• **What is asked**:
State the number of lines that contain "Prashant", with no other text.

• **Excerpt from a dataset**:
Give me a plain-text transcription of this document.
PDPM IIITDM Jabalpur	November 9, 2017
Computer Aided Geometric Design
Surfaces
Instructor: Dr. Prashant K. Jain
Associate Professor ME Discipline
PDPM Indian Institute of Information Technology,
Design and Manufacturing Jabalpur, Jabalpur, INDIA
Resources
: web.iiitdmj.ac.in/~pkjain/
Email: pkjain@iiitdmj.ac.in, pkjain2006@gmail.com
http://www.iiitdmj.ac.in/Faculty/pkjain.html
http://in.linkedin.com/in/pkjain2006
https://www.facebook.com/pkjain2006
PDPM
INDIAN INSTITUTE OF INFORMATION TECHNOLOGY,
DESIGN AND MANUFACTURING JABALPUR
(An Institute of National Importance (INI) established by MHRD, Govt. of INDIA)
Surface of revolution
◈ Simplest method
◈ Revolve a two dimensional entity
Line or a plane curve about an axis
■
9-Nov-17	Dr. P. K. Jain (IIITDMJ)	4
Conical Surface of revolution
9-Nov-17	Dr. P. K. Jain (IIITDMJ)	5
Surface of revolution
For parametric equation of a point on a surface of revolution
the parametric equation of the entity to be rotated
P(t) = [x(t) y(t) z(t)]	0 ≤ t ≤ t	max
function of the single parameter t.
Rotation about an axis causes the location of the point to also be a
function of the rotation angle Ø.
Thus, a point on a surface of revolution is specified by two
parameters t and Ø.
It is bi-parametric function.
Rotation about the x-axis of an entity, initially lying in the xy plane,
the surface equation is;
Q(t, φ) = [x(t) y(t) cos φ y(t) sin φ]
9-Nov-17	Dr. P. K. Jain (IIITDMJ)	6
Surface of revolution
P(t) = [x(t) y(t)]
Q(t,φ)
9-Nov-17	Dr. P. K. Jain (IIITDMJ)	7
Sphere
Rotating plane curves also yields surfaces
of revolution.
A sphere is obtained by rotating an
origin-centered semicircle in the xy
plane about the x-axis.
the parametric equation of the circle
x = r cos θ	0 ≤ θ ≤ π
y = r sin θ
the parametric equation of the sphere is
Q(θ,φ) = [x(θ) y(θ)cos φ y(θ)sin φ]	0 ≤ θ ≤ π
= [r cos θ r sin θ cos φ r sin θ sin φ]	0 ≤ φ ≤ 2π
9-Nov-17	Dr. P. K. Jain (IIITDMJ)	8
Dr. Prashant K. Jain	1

• **Result for this task**:
2